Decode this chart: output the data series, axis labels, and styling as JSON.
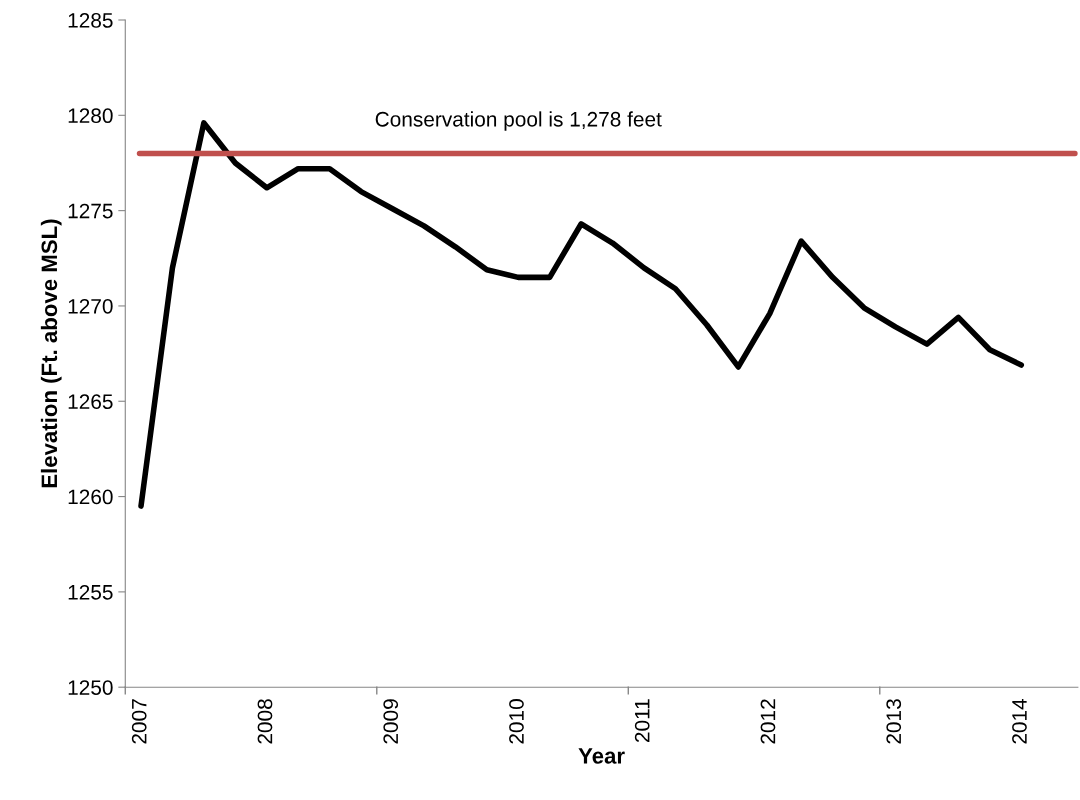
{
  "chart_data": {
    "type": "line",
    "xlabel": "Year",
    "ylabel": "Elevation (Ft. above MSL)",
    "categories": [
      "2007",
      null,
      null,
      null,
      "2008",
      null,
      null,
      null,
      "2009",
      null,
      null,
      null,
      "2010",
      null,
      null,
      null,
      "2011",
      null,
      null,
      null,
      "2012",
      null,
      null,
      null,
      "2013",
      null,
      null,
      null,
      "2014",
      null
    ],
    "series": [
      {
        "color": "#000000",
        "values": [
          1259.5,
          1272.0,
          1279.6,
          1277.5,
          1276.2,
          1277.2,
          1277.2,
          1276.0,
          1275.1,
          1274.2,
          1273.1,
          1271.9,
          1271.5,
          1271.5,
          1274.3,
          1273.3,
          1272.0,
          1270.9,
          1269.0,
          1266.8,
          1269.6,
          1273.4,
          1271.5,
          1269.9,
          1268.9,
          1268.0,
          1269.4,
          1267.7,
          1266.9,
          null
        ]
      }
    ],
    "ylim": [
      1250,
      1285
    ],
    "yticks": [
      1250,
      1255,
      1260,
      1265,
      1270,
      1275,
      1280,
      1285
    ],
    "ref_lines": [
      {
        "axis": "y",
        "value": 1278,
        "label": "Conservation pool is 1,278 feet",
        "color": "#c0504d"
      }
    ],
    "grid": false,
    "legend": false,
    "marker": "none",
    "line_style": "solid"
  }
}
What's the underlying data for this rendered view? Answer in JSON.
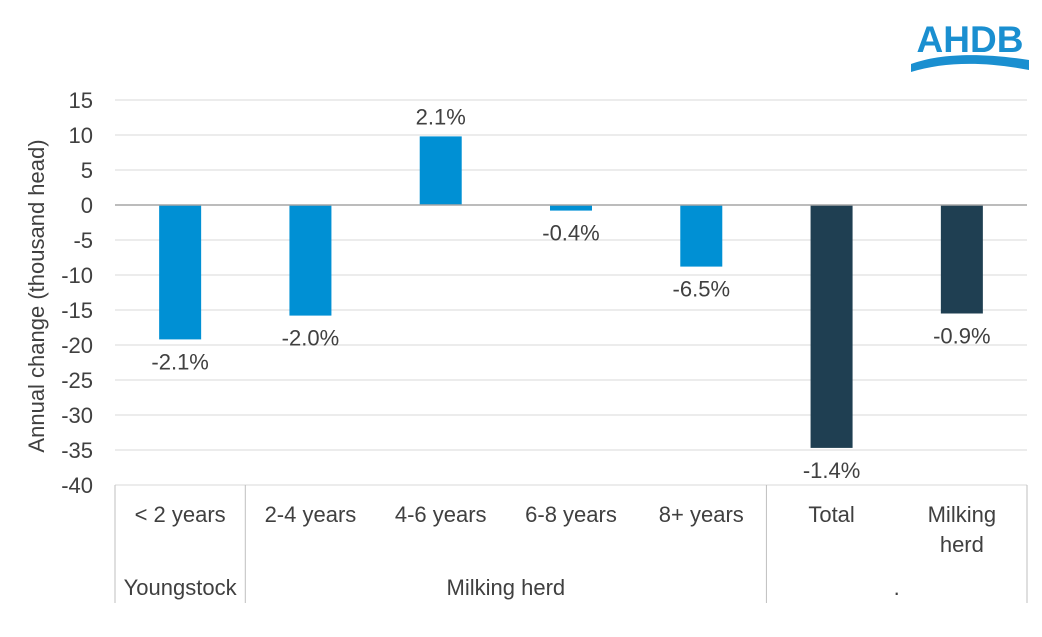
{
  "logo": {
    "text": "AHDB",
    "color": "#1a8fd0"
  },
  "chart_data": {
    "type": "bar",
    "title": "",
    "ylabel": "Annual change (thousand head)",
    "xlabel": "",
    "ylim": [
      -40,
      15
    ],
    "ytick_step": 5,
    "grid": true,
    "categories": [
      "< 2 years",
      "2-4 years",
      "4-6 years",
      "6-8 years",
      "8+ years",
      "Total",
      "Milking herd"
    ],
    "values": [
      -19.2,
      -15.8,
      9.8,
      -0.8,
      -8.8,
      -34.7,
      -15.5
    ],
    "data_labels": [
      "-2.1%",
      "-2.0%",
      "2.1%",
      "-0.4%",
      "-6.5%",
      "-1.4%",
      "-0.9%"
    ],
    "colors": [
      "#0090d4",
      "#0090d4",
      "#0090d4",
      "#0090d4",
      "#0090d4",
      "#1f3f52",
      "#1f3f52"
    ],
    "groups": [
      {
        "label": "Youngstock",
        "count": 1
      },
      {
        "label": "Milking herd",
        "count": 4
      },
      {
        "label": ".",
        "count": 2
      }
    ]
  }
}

--------

#### [Challenge]
Pick out the lines that have the word "JSON". Copy them all.

#### [Exercise output]
Decode this chart: output the data series, axis labels, and styling as JSON.
What's the underlying data for this rendered view? Answer in JSON.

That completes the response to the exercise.